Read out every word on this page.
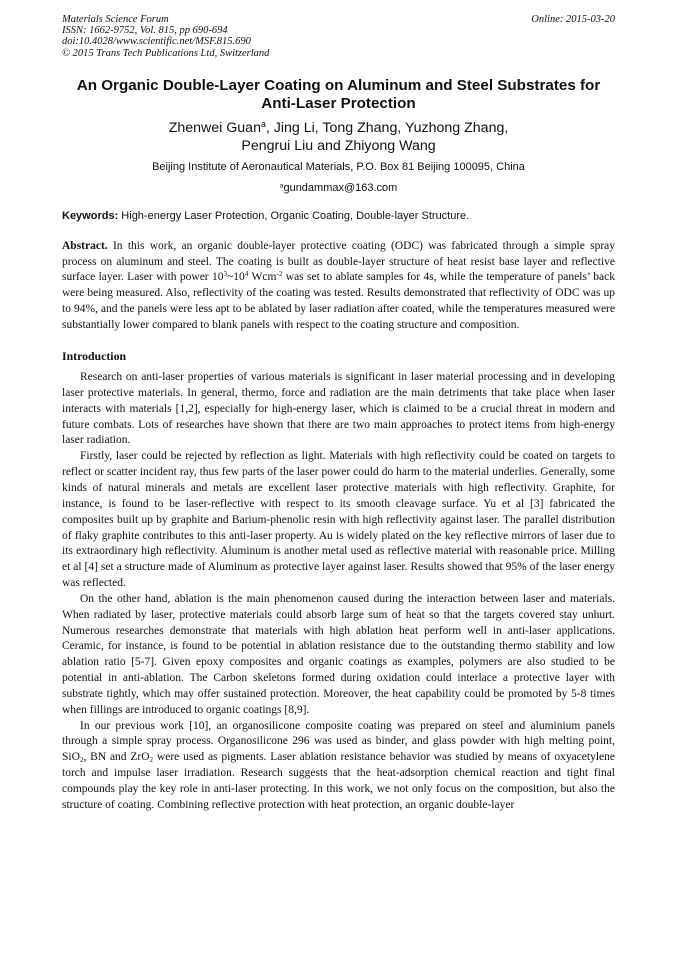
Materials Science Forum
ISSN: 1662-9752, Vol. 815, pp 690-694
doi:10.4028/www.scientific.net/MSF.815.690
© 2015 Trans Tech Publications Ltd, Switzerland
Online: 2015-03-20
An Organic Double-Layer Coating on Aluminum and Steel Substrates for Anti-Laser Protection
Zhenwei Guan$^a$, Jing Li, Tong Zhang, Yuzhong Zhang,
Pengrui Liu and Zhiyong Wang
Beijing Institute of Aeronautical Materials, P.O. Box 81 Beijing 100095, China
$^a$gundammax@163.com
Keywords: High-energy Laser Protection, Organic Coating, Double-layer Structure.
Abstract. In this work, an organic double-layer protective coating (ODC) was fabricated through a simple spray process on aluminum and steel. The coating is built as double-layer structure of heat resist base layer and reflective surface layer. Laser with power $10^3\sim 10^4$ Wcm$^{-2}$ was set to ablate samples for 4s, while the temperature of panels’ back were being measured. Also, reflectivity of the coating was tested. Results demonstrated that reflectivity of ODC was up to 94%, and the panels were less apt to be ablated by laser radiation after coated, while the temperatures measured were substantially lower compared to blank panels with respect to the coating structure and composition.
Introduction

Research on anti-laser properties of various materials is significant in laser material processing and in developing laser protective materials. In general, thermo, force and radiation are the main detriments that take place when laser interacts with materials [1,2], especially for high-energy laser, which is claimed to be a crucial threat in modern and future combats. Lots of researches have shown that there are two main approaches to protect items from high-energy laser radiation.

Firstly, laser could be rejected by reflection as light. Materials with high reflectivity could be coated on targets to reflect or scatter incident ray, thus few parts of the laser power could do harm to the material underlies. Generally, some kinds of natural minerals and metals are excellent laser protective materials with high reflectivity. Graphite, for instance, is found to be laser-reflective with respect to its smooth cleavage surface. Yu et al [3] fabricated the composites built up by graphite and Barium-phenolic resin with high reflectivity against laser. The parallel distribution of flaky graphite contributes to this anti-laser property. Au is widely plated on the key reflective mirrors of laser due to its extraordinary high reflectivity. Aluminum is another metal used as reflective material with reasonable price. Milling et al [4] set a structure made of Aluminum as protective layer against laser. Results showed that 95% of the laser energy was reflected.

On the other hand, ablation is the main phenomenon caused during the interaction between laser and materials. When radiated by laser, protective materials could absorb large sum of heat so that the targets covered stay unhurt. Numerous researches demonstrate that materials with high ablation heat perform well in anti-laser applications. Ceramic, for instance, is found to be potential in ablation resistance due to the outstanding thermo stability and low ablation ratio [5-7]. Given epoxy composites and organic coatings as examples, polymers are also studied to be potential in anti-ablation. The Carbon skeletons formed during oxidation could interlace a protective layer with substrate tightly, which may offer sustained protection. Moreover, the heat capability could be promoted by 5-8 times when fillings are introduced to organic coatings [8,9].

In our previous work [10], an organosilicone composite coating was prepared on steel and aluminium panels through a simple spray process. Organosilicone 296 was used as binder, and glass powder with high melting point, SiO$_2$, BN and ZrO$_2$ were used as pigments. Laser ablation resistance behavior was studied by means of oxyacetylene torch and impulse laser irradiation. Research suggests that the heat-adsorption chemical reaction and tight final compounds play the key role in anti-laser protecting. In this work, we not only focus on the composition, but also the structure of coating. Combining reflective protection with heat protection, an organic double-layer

Job:
Collect the complete line wherever the string "which" appears in the records.

Expected answer:
Research on anti-laser properties of various materials is significant in laser material processing and in developing laser protective materials. In general, thermo, force and radiation are the main detriments that take place when laser interacts with materials [1,2], especially for high-energy laser, which is claimed to be a crucial threat in modern and future combats. Lots of researches have shown that there are two main approaches to protect items from high-energy laser radiation.
On the other hand, ablation is the main phenomenon caused during the interaction between laser and materials. When radiated by laser, protective materials could absorb large sum of heat so that the targets covered stay unhurt. Numerous researches demonstrate that materials with high ablation heat perform well in anti-laser applications. Ceramic, for instance, is found to be potential in ablation resistance due to the outstanding thermo stability and low ablation ratio [5-7]. Given epoxy composites and organic coatings as examples, polymers are also studied to be potential in anti-ablation. The Carbon skeletons formed during oxidation could interlace a protective layer with substrate tightly, which may offer sustained protection. Moreover, the heat capability could be promoted by 5-8 times when fillings are introduced to organic coatings [8,9].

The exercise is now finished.